Dataset listings of figures
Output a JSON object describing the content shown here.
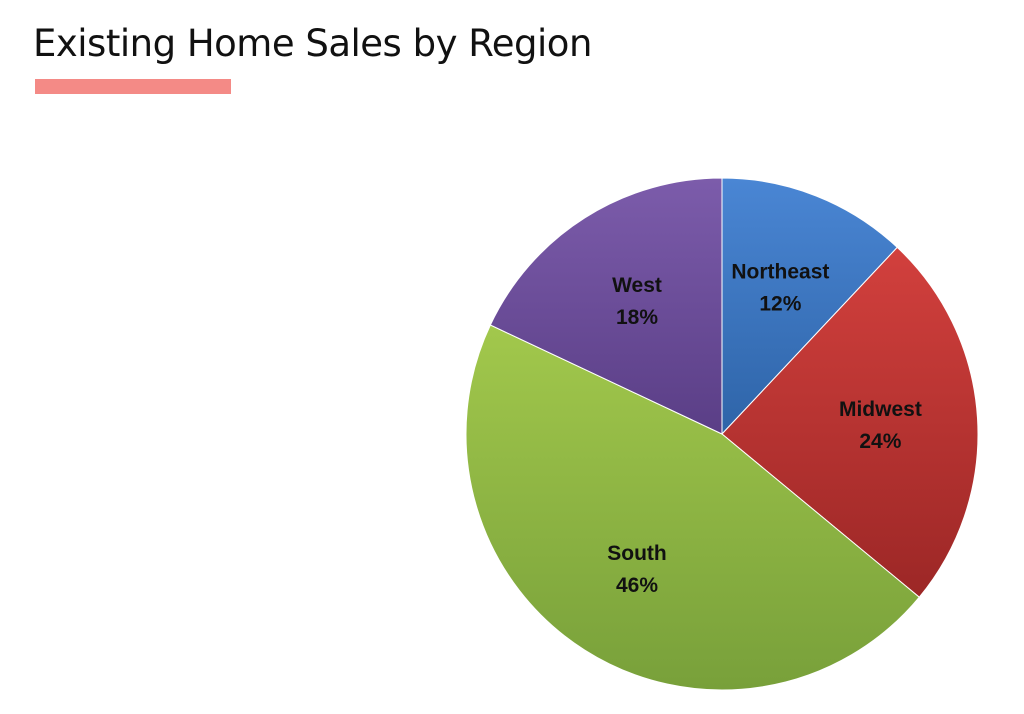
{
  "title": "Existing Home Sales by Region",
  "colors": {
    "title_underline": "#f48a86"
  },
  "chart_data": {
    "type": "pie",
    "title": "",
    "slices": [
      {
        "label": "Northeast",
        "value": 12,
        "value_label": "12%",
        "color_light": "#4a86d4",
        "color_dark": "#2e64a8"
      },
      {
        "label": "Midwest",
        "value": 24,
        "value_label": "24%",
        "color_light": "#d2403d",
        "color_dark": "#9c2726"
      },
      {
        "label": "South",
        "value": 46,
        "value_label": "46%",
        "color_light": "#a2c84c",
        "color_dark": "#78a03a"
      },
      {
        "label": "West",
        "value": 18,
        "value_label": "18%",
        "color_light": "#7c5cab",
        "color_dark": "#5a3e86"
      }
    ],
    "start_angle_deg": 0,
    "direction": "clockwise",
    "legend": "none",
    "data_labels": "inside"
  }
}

==

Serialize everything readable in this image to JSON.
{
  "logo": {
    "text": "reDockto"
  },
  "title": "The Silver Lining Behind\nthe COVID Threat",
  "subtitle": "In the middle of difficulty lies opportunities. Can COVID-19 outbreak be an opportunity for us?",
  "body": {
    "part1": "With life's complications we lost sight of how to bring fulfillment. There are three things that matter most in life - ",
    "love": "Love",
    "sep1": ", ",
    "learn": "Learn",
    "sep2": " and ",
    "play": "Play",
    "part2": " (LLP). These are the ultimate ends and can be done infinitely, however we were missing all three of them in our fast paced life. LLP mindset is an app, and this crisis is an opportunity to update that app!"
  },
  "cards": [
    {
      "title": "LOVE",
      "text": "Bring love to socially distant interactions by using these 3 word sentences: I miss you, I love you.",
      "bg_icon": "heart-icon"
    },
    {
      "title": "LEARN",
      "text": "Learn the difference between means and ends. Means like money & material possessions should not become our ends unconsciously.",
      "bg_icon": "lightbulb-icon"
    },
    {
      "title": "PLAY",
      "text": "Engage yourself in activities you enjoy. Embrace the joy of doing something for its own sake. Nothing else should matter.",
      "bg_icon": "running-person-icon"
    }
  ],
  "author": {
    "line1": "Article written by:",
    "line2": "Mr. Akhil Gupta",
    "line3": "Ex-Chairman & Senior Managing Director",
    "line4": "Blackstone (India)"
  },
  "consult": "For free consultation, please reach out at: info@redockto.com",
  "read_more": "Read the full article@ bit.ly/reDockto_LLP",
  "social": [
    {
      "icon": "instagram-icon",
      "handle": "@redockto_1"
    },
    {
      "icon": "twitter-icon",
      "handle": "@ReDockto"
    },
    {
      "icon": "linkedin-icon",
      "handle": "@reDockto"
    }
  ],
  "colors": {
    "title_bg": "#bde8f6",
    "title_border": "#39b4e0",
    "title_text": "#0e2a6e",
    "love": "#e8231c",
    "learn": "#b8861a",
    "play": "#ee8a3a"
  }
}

- **REQUIRED WORK**:
Collect every line from the records above that contains the word "handle".

- **TASK RESULT**:
      "handle": "@redockto_1"
      "handle": "@ReDockto"
      "handle": "@reDockto"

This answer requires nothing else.